Task directions: Render every line of the entries below as a JSON list of strings, one string per line, with blank lines omitted.

[start Source material]

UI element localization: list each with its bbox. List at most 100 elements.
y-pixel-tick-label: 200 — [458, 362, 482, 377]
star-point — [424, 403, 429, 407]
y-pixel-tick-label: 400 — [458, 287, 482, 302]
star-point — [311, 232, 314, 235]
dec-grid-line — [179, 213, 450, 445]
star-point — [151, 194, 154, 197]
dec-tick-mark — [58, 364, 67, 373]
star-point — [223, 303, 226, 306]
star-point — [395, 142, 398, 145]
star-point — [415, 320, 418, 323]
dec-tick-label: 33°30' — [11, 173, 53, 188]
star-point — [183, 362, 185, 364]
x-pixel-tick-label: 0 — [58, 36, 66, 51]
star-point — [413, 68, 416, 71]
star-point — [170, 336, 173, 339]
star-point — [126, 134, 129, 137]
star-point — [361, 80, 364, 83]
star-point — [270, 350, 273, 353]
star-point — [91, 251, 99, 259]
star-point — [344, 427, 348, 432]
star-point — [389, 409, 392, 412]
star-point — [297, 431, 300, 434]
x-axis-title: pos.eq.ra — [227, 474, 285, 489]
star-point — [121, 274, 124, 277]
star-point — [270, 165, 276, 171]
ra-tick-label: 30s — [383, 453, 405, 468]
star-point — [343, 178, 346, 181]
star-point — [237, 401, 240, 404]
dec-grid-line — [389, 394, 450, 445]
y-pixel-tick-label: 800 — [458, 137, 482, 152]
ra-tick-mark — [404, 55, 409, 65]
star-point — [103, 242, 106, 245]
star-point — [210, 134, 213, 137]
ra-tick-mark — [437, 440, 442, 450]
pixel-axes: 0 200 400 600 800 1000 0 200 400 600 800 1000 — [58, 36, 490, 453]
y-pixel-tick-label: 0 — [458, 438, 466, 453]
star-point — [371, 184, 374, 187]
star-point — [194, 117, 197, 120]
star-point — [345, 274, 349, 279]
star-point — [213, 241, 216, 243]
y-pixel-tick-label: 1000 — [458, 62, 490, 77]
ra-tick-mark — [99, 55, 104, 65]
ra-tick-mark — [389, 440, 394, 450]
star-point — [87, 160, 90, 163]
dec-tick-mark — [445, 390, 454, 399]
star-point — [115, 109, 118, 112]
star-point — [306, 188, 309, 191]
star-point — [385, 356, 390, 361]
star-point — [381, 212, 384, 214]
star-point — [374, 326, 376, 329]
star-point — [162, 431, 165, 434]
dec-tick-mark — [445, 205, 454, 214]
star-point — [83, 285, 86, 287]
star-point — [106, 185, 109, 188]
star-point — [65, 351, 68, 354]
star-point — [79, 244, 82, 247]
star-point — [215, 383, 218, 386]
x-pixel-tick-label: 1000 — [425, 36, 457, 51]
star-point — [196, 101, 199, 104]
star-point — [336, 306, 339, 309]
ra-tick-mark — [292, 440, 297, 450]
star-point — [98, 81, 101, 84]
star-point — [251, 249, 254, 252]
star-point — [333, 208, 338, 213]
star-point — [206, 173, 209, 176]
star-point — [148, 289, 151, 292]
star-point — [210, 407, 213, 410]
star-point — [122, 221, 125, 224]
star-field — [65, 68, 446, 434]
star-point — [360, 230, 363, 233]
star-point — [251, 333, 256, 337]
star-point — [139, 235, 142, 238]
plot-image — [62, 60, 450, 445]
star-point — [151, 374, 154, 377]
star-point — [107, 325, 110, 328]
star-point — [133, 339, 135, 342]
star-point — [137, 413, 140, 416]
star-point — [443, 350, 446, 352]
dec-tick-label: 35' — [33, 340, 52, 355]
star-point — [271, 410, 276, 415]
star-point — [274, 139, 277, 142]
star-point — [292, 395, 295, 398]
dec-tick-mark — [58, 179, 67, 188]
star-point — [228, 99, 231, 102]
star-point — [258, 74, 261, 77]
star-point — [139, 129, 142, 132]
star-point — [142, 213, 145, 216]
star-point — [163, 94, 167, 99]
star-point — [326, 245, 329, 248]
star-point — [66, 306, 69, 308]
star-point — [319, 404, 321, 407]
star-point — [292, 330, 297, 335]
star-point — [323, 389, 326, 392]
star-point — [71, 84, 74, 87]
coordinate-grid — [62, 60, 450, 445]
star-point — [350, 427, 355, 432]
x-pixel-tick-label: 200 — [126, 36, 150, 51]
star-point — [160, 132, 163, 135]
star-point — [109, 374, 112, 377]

[end Source material]

Written answer:
[
  "UI element localization: list each with its bbox. List at most 100 elements.",
  "y-pixel-tick-label: 200 — [458, 362, 482, 377]",
  "star-point — [424, 403, 429, 407]",
  "y-pixel-tick-label: 400 — [458, 287, 482, 302]",
  "star-point — [311, 232, 314, 235]",
  "dec-grid-line — [179, 213, 450, 445]",
  "star-point — [151, 194, 154, 197]",
  "dec-tick-mark — [58, 364, 67, 373]",
  "star-point — [223, 303, 226, 306]",
  "star-point — [395, 142, 398, 145]",
  "star-point — [415, 320, 418, 323]",
  "dec-tick-label: 33°30' — [11, 173, 53, 188]",
  "star-point — [183, 362, 185, 364]",
  "x-pixel-tick-label: 0 — [58, 36, 66, 51]",
  "star-point — [413, 68, 416, 71]",
  "star-point — [170, 336, 173, 339]",
  "star-point — [126, 134, 129, 137]",
  "star-point — [361, 80, 364, 83]",
  "star-point — [270, 350, 273, 353]",
  "star-point — [91, 251, 99, 259]",
  "star-point — [344, 427, 348, 432]",
  "star-point — [389, 409, 392, 412]",
  "star-point — [297, 431, 300, 434]",
  "x-axis-title: pos.eq.ra — [227, 474, 285, 489]",
  "star-point — [121, 274, 124, 277]",
  "star-point — [270, 165, 276, 171]",
  "ra-tick-label: 30s — [383, 453, 405, 468]",
  "star-point — [343, 178, 346, 181]",
  "star-point — [237, 401, 240, 404]",
  "dec-grid-line — [389, 394, 450, 445]",
  "y-pixel-tick-label: 800 — [458, 137, 482, 152]",
  "ra-tick-mark — [404, 55, 409, 65]",
  "star-point — [103, 242, 106, 245]",
  "star-point — [210, 134, 213, 137]",
  "ra-tick-mark — [437, 440, 442, 450]",
  "pixel-axes: 0 200 400 600 800 1000 0 200 400 600 800 1000 — [58, 36, 490, 453]",
  "y-pixel-tick-label: 0 — [458, 438, 466, 453]",
  "star-point — [371, 184, 374, 187]",
  "star-point — [194, 117, 197, 120]",
  "star-point — [345, 274, 349, 279]",
  "star-point — [213, 241, 216, 243]",
  "y-pixel-tick-label: 1000 — [458, 62, 490, 77]",
  "ra-tick-mark — [99, 55, 104, 65]",
  "ra-tick-mark — [389, 440, 394, 450]",
  "star-point — [87, 160, 90, 163]",
  "dec-tick-mark — [445, 390, 454, 399]",
  "star-point — [115, 109, 118, 112]",
  "star-point — [306, 188, 309, 191]",
  "star-point — [385, 356, 390, 361]",
  "star-point — [381, 212, 384, 214]",
  "star-point — [374, 326, 376, 329]",
  "star-point — [162, 431, 165, 434]",
  "dec-tick-mark — [445, 205, 454, 214]",
  "star-point — [83, 285, 86, 287]",
  "star-point — [106, 185, 109, 188]",
  "star-point — [65, 351, 68, 354]",
  "star-point — [79, 244, 82, 247]",
  "star-point — [215, 383, 218, 386]",
  "x-pixel-tick-label: 1000 — [425, 36, 457, 51]",
  "star-point — [196, 101, 199, 104]",
  "star-point — [336, 306, 339, 309]",
  "ra-tick-mark — [292, 440, 297, 450]",
  "star-point — [98, 81, 101, 84]",
  "star-point — [251, 249, 254, 252]",
  "star-point — [333, 208, 338, 213]",
  "star-point — [206, 173, 209, 176]",
  "star-point — [148, 289, 151, 292]",
  "star-point — [210, 407, 213, 410]",
  "star-point — [122, 221, 125, 224]",
  "star-field — [65, 68, 446, 434]",
  "star-point — [360, 230, 363, 233]",
  "star-point — [251, 333, 256, 337]",
  "star-point — [139, 235, 142, 238]",
  "plot-image — [62, 60, 450, 445]",
  "star-point — [151, 374, 154, 377]",
  "star-point — [107, 325, 110, 328]",
  "star-point — [133, 339, 135, 342]",
  "star-point — [137, 413, 140, 416]",
  "star-point — [443, 350, 446, 352]",
  "dec-tick-label: 35' — [33, 340, 52, 355]",
  "star-point — [271, 410, 276, 415]",
  "star-point — [274, 139, 277, 142]",
  "star-point — [292, 395, 295, 398]",
  "dec-tick-mark — [58, 179, 67, 188]",
  "star-point — [228, 99, 231, 102]",
  "star-point — [258, 74, 261, 77]",
  "star-point — [139, 129, 142, 132]",
  "star-point — [142, 213, 145, 216]",
  "star-point — [163, 94, 167, 99]",
  "star-point — [326, 245, 329, 248]",
  "star-point — [66, 306, 69, 308]",
  "star-point — [319, 404, 321, 407]",
  "star-point — [292, 330, 297, 335]",
  "star-point — [323, 389, 326, 392]",
  "star-point — [71, 84, 74, 87]",
  "coordinate-grid — [62, 60, 450, 445]",
  "star-point — [350, 427, 355, 432]",
  "x-pixel-tick-label: 200 — [126, 36, 150, 51]",
  "star-point — [160, 132, 163, 135]",
  "star-point — [109, 374, 112, 377]"
]